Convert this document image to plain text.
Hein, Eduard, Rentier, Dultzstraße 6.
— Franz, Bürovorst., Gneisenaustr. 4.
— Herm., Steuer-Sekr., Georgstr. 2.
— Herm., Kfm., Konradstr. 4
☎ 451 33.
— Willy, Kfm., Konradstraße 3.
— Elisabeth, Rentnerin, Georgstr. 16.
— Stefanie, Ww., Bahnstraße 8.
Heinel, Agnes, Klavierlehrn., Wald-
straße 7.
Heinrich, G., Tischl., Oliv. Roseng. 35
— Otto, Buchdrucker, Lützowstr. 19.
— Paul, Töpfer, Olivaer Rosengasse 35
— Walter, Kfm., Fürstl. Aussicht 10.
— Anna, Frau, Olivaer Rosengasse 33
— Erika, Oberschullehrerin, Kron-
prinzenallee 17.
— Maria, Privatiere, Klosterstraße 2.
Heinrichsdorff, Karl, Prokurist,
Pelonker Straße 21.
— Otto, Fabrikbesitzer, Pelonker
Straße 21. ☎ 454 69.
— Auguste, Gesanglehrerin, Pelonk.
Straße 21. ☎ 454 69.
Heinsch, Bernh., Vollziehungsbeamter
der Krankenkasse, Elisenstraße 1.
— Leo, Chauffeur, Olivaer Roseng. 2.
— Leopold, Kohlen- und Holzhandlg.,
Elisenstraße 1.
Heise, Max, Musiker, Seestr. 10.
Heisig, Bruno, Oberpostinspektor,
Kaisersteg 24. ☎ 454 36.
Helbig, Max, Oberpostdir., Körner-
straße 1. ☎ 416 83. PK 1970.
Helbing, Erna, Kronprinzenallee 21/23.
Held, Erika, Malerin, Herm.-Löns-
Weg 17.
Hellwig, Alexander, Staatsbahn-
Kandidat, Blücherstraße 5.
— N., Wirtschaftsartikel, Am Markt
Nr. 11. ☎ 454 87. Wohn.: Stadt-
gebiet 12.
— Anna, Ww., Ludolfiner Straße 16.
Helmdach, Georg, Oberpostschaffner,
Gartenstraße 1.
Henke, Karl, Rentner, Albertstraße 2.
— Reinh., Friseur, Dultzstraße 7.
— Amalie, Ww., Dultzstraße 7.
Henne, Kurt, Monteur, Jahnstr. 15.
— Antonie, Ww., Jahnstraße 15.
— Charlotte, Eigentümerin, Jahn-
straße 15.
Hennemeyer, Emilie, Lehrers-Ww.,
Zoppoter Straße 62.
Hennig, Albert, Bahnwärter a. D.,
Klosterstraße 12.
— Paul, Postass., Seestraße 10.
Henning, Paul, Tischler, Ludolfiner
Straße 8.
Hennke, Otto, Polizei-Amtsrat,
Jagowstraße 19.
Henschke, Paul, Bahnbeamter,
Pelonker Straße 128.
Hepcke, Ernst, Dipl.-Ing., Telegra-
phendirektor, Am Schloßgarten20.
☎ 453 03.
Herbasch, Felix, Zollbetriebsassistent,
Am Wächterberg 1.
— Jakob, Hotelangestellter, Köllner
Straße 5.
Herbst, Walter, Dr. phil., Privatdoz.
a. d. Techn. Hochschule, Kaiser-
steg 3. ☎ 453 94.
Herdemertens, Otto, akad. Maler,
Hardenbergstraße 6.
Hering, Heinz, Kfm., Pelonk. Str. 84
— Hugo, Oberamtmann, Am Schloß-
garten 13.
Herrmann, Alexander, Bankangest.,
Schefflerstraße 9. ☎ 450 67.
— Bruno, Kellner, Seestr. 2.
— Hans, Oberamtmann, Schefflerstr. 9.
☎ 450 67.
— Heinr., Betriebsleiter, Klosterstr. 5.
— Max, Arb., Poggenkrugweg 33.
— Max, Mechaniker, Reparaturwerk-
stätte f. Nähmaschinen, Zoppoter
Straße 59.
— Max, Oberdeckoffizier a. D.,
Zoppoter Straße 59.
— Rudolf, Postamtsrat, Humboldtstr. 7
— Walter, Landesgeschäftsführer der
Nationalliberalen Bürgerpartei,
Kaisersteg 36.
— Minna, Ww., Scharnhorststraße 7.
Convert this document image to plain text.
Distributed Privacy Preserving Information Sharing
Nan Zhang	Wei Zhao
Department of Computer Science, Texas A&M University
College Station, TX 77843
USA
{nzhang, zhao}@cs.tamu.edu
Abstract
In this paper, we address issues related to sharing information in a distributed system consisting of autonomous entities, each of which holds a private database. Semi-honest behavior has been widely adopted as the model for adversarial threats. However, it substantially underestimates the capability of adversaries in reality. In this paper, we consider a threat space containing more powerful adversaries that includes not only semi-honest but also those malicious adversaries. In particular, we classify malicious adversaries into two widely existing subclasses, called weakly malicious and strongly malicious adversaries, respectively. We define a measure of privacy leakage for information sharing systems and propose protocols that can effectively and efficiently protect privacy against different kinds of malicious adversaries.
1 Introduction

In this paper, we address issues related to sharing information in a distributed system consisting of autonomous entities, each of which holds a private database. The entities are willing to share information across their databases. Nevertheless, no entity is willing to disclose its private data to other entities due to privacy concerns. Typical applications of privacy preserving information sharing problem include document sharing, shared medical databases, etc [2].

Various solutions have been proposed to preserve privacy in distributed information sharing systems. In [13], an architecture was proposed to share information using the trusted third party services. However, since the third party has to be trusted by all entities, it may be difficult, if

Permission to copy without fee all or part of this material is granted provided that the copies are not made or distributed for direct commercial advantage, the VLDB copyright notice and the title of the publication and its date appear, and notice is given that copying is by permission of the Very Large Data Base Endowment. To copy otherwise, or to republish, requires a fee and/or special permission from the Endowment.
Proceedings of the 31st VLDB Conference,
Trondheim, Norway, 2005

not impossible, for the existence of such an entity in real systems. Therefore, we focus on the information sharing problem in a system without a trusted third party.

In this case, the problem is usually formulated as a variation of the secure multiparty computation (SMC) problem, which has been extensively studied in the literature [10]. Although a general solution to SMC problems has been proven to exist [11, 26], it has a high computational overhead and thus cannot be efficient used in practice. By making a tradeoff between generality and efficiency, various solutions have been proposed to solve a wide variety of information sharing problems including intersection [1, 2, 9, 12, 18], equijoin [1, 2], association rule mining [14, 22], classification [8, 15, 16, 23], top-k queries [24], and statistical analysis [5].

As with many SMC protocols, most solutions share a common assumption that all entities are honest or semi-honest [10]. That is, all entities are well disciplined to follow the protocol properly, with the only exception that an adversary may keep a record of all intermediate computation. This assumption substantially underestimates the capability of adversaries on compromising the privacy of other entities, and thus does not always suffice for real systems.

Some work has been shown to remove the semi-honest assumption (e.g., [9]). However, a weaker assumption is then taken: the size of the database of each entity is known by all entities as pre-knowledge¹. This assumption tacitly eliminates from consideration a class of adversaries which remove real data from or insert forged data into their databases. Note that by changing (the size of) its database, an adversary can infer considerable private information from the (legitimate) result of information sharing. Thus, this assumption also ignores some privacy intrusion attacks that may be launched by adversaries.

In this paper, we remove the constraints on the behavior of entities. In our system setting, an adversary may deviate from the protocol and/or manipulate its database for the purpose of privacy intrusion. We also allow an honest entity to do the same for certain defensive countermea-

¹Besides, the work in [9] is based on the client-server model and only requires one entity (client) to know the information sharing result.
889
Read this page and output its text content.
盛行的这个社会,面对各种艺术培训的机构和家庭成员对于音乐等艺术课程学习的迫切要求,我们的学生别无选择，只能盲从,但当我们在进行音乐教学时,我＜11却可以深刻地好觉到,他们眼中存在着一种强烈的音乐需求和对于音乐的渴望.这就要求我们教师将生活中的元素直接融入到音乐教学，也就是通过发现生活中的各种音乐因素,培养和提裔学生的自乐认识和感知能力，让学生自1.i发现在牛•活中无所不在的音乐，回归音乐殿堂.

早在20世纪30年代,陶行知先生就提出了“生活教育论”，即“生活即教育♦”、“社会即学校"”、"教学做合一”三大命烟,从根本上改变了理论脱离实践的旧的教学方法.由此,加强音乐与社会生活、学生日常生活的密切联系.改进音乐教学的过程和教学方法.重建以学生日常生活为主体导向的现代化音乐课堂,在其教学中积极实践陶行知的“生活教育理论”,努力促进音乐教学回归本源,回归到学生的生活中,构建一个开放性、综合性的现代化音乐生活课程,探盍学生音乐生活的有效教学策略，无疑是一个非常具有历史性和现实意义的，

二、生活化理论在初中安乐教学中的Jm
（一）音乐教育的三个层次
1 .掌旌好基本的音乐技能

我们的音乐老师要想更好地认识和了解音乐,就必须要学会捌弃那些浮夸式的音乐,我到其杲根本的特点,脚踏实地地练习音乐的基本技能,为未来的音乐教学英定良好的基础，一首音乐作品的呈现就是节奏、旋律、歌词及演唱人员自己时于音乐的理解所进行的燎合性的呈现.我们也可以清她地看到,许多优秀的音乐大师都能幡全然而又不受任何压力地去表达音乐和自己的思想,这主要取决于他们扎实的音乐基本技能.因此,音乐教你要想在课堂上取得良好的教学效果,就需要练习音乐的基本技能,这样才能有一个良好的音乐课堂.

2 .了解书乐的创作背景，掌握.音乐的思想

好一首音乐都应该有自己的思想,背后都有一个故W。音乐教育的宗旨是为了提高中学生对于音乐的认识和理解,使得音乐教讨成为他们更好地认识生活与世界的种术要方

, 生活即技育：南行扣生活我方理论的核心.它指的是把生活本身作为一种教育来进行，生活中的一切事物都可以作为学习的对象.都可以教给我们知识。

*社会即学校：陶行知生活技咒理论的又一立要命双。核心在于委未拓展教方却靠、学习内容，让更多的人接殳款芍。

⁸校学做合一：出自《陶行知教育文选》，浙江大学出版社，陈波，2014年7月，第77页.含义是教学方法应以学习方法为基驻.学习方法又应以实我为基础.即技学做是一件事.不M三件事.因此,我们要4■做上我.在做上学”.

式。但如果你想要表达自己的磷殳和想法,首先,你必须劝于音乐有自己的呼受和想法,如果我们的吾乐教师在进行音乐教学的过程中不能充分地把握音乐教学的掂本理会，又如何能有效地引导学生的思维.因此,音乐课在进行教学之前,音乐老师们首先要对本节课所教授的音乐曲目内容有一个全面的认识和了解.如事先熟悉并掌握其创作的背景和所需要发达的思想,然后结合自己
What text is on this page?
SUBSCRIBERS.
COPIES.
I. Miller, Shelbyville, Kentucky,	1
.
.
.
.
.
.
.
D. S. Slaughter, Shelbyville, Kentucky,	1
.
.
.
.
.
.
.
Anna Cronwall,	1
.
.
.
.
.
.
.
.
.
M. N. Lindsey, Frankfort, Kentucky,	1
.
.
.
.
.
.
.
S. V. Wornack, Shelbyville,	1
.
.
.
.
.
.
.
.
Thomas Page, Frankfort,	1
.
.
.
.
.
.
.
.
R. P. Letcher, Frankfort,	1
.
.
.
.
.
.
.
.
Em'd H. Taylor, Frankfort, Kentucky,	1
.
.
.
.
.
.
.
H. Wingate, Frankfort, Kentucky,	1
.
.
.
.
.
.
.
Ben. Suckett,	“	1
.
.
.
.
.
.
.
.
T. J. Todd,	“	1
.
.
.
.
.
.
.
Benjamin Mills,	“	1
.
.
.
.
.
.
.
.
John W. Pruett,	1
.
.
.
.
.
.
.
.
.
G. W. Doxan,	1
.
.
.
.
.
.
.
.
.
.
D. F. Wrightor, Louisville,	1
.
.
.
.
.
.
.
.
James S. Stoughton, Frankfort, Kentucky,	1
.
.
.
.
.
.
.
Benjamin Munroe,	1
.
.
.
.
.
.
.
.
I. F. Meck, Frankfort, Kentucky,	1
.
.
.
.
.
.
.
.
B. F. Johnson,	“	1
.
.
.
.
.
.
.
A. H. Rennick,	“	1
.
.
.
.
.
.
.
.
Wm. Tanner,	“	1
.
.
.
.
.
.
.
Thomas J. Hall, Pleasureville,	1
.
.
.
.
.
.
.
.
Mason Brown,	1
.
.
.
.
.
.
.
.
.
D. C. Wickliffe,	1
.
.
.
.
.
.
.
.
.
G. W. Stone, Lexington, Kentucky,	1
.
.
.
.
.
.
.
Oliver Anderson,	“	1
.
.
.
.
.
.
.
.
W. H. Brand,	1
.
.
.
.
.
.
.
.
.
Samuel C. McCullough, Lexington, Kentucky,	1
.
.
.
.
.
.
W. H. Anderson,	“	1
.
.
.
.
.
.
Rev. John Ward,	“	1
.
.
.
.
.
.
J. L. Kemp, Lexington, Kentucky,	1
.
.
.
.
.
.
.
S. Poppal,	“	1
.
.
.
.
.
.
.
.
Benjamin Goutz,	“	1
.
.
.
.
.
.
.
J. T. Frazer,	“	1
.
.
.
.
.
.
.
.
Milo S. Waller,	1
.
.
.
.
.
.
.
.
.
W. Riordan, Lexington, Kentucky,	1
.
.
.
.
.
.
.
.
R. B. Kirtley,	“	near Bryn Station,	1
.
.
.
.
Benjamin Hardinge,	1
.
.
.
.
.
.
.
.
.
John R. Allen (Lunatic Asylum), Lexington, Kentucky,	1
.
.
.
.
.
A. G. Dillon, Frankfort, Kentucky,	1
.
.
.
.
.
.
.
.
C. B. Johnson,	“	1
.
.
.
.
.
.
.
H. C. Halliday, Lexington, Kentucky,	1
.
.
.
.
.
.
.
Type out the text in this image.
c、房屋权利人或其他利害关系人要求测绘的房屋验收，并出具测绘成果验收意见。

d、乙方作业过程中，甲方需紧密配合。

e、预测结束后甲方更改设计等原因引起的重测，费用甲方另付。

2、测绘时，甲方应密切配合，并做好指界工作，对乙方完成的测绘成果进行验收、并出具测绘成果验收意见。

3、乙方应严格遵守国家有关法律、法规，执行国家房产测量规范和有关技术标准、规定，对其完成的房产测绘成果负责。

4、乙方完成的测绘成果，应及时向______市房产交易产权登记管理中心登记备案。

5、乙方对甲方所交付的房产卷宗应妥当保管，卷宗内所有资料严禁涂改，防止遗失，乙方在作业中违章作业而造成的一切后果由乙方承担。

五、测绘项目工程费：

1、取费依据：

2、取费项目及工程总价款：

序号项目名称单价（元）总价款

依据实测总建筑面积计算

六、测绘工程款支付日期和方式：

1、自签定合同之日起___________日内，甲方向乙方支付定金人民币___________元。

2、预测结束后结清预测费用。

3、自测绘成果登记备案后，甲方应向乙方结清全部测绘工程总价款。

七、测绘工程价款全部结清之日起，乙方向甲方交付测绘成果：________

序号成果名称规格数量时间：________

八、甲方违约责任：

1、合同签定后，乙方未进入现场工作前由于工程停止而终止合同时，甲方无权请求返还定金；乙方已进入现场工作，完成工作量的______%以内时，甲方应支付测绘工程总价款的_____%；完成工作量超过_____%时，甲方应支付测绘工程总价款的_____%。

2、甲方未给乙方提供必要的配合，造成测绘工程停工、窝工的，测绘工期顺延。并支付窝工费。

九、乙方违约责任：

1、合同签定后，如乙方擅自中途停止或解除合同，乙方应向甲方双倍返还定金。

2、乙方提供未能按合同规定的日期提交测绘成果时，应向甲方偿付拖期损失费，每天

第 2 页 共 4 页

**Requirement:** Count every line in the entries above where the word "Thomas" appears; respond with the number alone.

**Full answer:** 2